▶ WHAT YOU ARE ASKED TO DO
Extract each record and reproduce it exactly.

▶ MATERIAL FOR THIS TASK
----

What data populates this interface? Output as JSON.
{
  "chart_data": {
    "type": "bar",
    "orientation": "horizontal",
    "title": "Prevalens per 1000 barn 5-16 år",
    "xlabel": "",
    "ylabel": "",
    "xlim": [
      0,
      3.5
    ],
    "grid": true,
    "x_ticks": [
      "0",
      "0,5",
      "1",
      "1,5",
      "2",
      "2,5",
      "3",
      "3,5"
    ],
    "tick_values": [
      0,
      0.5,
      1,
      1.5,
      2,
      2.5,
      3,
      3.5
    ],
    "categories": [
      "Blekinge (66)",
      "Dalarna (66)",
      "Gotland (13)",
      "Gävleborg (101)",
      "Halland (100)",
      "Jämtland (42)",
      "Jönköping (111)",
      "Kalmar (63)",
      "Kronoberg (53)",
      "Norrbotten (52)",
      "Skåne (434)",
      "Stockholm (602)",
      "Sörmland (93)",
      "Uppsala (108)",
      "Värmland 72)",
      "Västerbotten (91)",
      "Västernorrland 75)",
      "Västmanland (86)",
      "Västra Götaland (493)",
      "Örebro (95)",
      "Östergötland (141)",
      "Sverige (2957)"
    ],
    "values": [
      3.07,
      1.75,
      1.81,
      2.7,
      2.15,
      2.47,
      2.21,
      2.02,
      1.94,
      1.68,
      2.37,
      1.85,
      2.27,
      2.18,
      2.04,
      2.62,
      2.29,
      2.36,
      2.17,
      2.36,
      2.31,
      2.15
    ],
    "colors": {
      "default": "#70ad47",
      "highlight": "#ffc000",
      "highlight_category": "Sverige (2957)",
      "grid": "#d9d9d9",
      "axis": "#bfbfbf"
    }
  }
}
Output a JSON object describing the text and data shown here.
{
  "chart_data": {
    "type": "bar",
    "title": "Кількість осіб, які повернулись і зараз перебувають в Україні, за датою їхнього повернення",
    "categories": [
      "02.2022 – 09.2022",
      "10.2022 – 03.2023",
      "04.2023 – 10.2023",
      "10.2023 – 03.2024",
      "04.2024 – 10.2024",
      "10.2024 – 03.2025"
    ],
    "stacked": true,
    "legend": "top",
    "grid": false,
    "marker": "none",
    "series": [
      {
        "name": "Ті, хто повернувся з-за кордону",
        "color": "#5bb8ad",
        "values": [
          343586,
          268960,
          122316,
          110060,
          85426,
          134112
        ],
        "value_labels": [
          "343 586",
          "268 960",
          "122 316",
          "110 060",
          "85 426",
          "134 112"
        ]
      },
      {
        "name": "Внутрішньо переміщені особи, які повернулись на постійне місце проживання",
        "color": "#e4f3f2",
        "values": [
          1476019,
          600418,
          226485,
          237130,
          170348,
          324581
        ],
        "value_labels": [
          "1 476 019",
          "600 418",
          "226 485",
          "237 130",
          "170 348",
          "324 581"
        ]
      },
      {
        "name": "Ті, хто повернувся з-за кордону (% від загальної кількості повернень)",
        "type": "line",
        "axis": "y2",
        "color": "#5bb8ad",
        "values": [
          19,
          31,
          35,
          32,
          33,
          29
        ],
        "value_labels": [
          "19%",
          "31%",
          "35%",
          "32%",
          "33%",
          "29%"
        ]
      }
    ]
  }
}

----

▶ FULL OUTPUT
What data populates this interface? Output as JSON.
{
  "chart_data": {
    "type": "bar",
    "orientation": "horizontal",
    "title": "Prevalens per 1000 barn 5-16 år",
    "xlabel": "",
    "ylabel": "",
    "xlim": [
      0,
      3.5
    ],
    "grid": true,
    "x_ticks": [
      "0",
      "0,5",
      "1",
      "1,5",
      "2",
      "2,5",
      "3",
      "3,5"
    ],
    "tick_values": [
      0,
      0.5,
      1,
      1.5,
      2,
      2.5,
      3,
      3.5
    ],
    "categories": [
      "Blekinge (66)",
      "Dalarna (66)",
      "Gotland (13)",
      "Gävleborg (101)",
      "Halland (100)",
      "Jämtland (42)",
      "Jönköping (111)",
      "Kalmar (63)",
      "Kronoberg (53)",
      "Norrbotten (52)",
      "Skåne (434)",
      "Stockholm (602)",
      "Sörmland (93)",
      "Uppsala (108)",
      "Värmland 72)",
      "Västerbotten (91)",
      "Västernorrland 75)",
      "Västmanland (86)",
      "Västra Götaland (493)",
      "Örebro (95)",
      "Östergötland (141)",
      "Sverige (2957)"
    ],
    "values": [
      3.07,
      1.75,
      1.81,
      2.7,
      2.15,
      2.47,
      2.21,
      2.02,
      1.94,
      1.68,
      2.37,
      1.85,
      2.27,
      2.18,
      2.04,
      2.62,
      2.29,
      2.36,
      2.17,
      2.36,
      2.31,
      2.15
    ],
    "colors": {
      "default": "#70ad47",
      "highlight": "#ffc000",
      "highlight_category": "Sverige (2957)",
      "grid": "#d9d9d9",
      "axis": "#bfbfbf"
    }
  }
}
Output a JSON object describing the text and data shown here.
{
  "chart_data": {
    "type": "bar",
    "title": "Кількість осіб, які повернулись і зараз перебувають в Україні, за датою їхнього повернення",
    "categories": [
      "02.2022 – 09.2022",
      "10.2022 – 03.2023",
      "04.2023 – 10.2023",
      "10.2023 – 03.2024",
      "04.2024 – 10.2024",
      "10.2024 – 03.2025"
    ],
    "stacked": true,
    "legend": "top",
    "grid": false,
    "marker": "none",
    "series": [
      {
        "name": "Ті, хто повернувся з-за кордону",
        "color": "#5bb8ad",
        "values": [
          343586,
          268960,
          122316,
          110060,
          85426,
          134112
        ],
        "value_labels": [
          "343 586",
          "268 960",
          "122 316",
          "110 060",
          "85 426",
          "134 112"
        ]
      },
      {
        "name": "Внутрішньо переміщені особи, які повернулись на постійне місце проживання",
        "color": "#e4f3f2",
        "values": [
          1476019,
          600418,
          226485,
          237130,
          170348,
          324581
        ],
        "value_labels": [
          "1 476 019",
          "600 418",
          "226 485",
          "237 130",
          "170 348",
          "324 581"
        ]
      },
      {
        "name": "Ті, хто повернувся з-за кордону (% від загальної кількості повернень)",
        "type": "line",
        "axis": "y2",
        "color": "#5bb8ad",
        "values": [
          19,
          31,
          35,
          32,
          33,
          29
        ],
        "value_labels": [
          "19%",
          "31%",
          "35%",
          "32%",
          "33%",
          "29%"
        ]
      }
    ]
  }
}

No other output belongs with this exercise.